What to produce>
Answer these from the peach wine thread:
(a) After sulfiting, how long does the first poster usually bulk age the wine before fining and bottling?
(b) According to drainsurgeon, what does adding an f-pack without sorbate risk?
(c) What reason does bkisel give for adding the f-pack sooner rather than later?

Text section>
--------------------------------------------------

My peach wine is completely done fermenting through the secondary phase. I have never used sorbate before, I simply sulfite and let it bulk age for a year before fining and bottling. I have two questions:
First: Is it necessary to sorbate and let it sit for a period of time before adding the flavor pack or just do both at the same time? 
Second: How long should I leave the flavor pack in before racking off the sediment it will produce?

Thanks


----------



## drainsurgeon (Nov 6, 2016)

Evidently you like dry wines, if you've never used sorbate before. Adding an f-pack without sorbate risks a re-ferment unless your ABV is high enough that the yeast is toast. Like bkisel said kits will have you add k-meta, sorbate, degass, f-pack and chitosan all in the same step. Others here suggest back sweetening at the very end after clearing and aging is complete. Then adding sorbate and waiting a few days or even a week, adding f-pack, waiting a week and if clear and no signs of re-ferment, bottle. I've done it both ways with equal success.


----------



## Swank (Nov 6, 2016)

No actually I like it sweet. I didn't list all my steps but after aging a year I chill proof, then back sweeten and bottle. Between the sulfites and the year aging I believe all active yeast have died, never had one start working again. I just didn't know if it would be better to sorbate now and add the f-pack or wait the year and then add the f-pack before bottling. Sounds like it can be done either way, I just wanted some opinions which was best.


----------



## bkisel (Nov 6, 2016)

Believe I'd add the fpac sooner then later. My thinking is that there would then be a longer blend time.


----------



## drainsurgeon (Nov 6, 2016)

--------------------------------------------------

Collected data>

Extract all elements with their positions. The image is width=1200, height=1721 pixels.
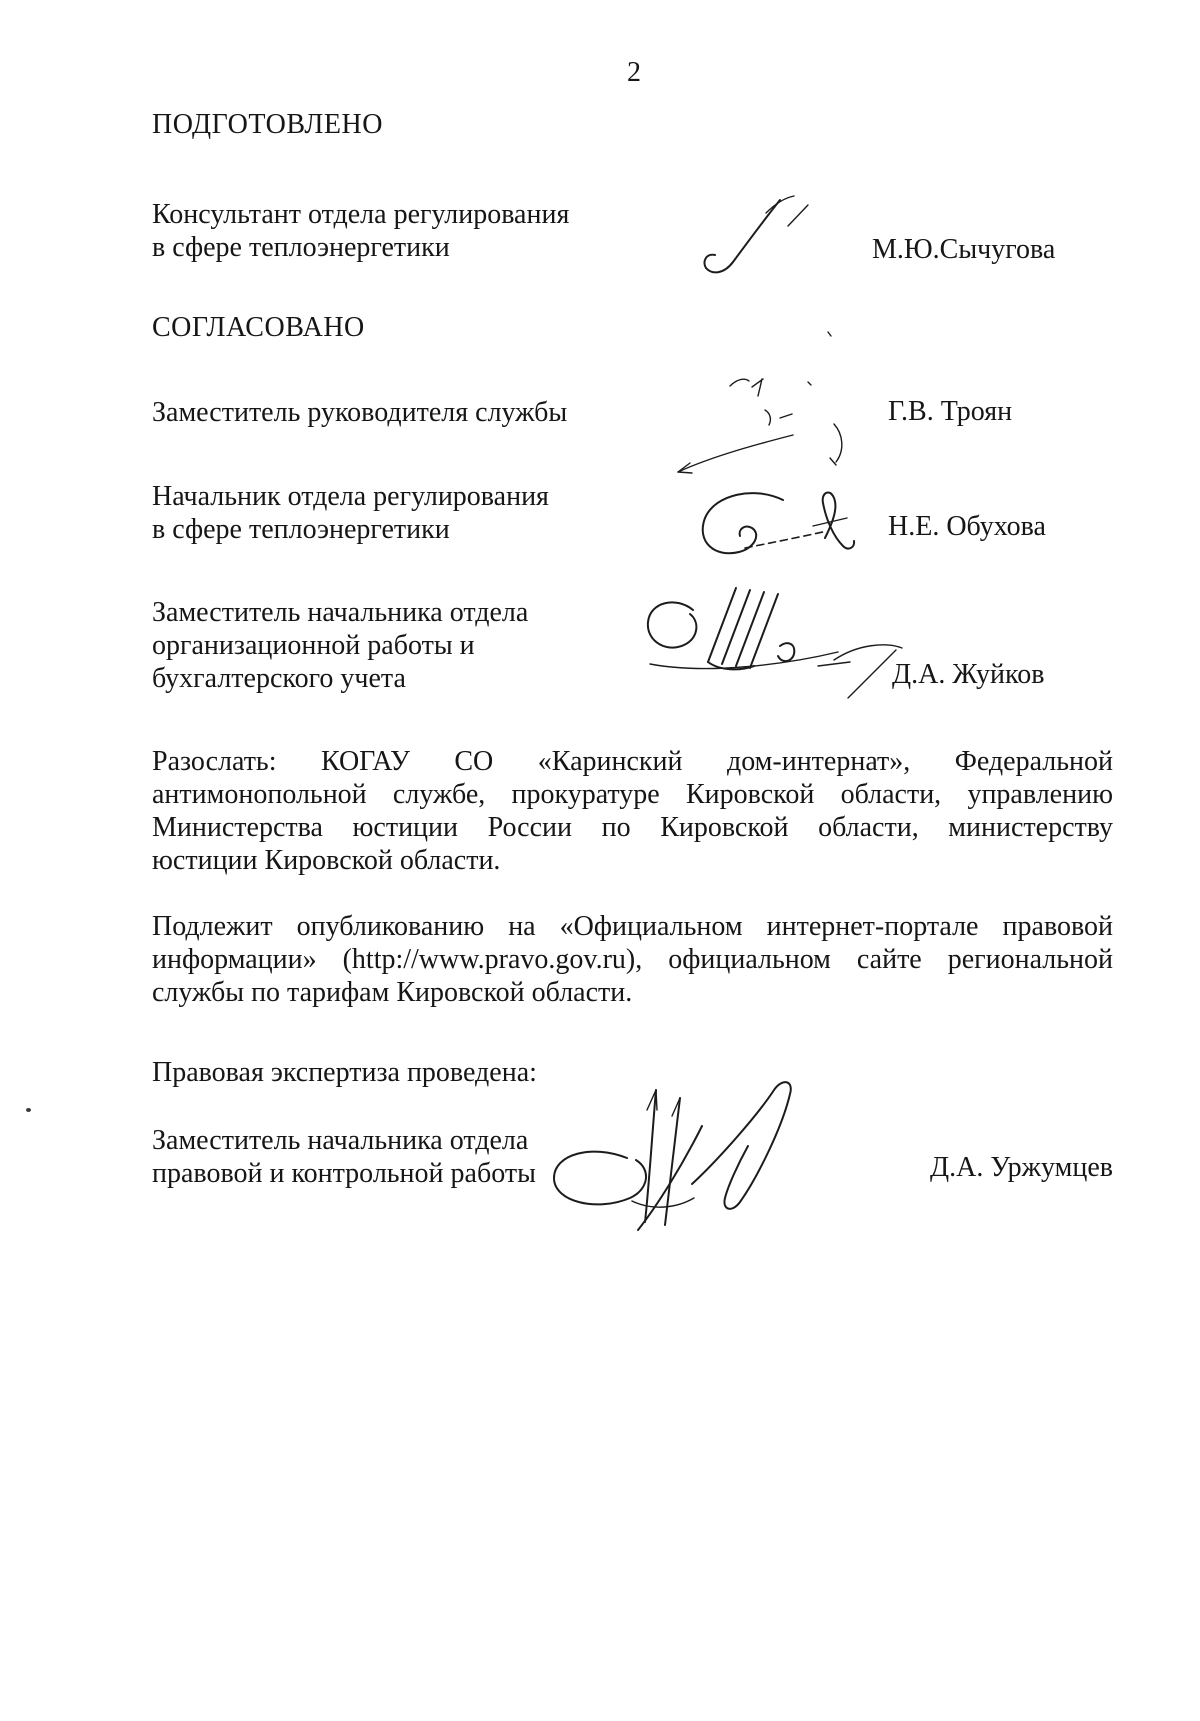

--------------------------------------------------

Written answer>
(a) A year.
(b) A re-ferment, unless the ABV is high enough that the yeast is toast.
(c) There would be a longer blend time.